----- WORKING DATA

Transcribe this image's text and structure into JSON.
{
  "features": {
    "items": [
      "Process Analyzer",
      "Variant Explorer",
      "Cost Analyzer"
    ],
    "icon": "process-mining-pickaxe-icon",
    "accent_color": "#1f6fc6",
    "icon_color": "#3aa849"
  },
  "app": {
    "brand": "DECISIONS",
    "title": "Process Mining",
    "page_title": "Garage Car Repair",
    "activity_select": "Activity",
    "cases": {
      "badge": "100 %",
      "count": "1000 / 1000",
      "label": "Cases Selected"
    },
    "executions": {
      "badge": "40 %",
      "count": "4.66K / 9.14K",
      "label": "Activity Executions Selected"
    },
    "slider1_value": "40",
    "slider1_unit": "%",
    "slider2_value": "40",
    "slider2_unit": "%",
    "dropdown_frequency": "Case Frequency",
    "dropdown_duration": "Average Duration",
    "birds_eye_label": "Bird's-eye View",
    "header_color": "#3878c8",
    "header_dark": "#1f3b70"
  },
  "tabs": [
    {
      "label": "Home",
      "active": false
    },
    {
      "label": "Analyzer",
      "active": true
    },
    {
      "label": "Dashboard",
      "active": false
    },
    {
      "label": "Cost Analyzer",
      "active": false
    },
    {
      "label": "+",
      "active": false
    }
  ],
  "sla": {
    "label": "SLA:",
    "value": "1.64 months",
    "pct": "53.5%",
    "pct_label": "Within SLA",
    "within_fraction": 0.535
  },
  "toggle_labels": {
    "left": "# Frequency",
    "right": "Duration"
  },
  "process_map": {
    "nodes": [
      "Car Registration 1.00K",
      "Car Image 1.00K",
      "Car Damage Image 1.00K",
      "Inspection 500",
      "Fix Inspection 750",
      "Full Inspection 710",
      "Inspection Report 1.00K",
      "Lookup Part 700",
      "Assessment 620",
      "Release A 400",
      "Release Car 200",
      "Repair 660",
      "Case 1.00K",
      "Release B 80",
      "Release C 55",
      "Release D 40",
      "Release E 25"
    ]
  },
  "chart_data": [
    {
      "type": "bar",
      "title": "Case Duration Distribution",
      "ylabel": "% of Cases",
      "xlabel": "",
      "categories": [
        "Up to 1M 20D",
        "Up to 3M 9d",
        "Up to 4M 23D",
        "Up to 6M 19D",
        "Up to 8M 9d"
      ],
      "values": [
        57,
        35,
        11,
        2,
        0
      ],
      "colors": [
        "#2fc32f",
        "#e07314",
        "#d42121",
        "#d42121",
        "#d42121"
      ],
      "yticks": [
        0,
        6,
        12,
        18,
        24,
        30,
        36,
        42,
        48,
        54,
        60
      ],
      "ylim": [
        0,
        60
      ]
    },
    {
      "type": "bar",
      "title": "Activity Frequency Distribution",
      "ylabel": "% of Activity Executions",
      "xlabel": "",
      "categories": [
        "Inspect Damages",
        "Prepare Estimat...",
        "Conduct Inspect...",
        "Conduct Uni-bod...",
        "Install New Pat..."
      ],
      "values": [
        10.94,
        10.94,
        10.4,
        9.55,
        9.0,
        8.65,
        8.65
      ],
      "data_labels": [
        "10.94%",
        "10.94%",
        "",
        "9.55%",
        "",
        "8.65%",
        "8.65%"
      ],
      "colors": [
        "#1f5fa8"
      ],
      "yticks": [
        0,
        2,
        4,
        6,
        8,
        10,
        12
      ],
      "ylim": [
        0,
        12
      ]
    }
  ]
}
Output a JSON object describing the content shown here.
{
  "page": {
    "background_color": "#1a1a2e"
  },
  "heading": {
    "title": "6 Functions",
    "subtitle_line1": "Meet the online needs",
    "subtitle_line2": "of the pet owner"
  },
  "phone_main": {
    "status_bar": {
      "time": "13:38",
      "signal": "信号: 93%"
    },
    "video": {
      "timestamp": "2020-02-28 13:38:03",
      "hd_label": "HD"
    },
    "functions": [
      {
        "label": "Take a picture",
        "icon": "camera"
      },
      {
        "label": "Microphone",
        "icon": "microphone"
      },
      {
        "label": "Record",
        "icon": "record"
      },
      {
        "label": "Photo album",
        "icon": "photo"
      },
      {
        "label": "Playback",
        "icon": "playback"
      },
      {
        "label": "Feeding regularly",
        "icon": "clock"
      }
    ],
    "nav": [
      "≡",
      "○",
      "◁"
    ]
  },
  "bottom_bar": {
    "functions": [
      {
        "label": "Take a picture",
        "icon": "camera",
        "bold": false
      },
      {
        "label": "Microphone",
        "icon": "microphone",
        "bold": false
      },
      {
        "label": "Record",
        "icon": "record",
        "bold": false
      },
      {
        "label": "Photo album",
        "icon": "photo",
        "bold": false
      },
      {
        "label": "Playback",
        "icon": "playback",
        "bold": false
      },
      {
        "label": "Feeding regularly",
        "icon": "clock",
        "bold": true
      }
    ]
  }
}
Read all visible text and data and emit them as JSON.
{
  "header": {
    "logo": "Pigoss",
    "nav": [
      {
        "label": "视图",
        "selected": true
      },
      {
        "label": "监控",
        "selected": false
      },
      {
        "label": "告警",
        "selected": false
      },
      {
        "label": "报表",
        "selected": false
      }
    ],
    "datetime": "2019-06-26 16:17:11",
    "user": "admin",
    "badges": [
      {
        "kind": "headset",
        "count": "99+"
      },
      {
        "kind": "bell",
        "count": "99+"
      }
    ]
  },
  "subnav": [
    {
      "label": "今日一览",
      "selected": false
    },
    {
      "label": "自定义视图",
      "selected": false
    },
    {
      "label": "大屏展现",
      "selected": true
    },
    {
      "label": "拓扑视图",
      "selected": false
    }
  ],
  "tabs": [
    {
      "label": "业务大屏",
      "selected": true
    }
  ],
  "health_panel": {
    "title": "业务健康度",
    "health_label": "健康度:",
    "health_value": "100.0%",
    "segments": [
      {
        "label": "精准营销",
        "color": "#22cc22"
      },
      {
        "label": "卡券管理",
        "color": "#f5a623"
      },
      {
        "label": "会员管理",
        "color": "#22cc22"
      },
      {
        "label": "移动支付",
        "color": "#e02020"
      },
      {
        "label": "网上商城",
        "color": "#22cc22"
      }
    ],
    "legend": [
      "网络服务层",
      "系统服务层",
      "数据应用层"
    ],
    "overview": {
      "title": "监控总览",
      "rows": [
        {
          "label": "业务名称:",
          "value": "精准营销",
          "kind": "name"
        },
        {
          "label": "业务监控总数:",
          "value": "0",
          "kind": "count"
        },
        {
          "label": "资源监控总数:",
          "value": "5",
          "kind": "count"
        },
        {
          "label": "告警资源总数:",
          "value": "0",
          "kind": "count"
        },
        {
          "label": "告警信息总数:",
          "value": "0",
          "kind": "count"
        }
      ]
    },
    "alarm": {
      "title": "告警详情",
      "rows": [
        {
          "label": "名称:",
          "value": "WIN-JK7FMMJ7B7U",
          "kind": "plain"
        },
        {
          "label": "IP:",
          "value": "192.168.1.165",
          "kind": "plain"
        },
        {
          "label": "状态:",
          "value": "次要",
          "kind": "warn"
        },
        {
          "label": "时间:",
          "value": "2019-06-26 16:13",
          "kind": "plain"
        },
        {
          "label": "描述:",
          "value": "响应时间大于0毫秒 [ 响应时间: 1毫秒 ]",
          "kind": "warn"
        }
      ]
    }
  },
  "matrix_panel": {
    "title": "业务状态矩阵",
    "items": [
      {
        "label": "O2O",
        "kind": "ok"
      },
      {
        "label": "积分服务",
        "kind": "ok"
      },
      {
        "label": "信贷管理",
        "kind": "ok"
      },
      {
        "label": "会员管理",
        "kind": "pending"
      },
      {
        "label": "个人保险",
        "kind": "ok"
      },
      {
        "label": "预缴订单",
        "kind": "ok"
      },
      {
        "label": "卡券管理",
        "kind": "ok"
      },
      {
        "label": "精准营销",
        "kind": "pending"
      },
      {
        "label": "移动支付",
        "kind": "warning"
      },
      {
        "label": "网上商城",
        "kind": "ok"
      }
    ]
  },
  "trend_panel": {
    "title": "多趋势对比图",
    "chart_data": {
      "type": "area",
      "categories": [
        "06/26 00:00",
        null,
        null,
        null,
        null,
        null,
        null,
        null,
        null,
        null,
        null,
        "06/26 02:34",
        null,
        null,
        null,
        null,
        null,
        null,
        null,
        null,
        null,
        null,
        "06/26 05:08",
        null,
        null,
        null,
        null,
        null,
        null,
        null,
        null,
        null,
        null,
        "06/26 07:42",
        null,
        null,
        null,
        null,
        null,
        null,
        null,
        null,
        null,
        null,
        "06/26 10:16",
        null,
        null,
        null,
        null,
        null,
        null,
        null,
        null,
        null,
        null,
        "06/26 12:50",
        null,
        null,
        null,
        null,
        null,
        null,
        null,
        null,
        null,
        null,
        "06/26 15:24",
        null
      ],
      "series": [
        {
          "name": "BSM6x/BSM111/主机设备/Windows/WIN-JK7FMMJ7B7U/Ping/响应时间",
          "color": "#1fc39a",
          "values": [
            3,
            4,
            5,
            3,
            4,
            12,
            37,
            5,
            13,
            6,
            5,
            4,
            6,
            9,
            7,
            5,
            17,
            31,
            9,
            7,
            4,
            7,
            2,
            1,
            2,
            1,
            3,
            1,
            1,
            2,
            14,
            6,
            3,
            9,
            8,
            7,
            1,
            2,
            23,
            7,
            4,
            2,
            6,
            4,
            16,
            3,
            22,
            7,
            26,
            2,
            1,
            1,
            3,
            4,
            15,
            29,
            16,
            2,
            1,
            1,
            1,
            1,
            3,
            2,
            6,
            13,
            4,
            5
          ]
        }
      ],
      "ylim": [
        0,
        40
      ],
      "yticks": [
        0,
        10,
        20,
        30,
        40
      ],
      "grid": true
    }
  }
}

----------

[AIM] Copy each line of the entries that includes the word "JSON".

[TASK ANSWER]
Transcribe this image's text and structure into JSON.
Output a JSON object describing the content shown here.
Read all visible text and data and emit them as JSON.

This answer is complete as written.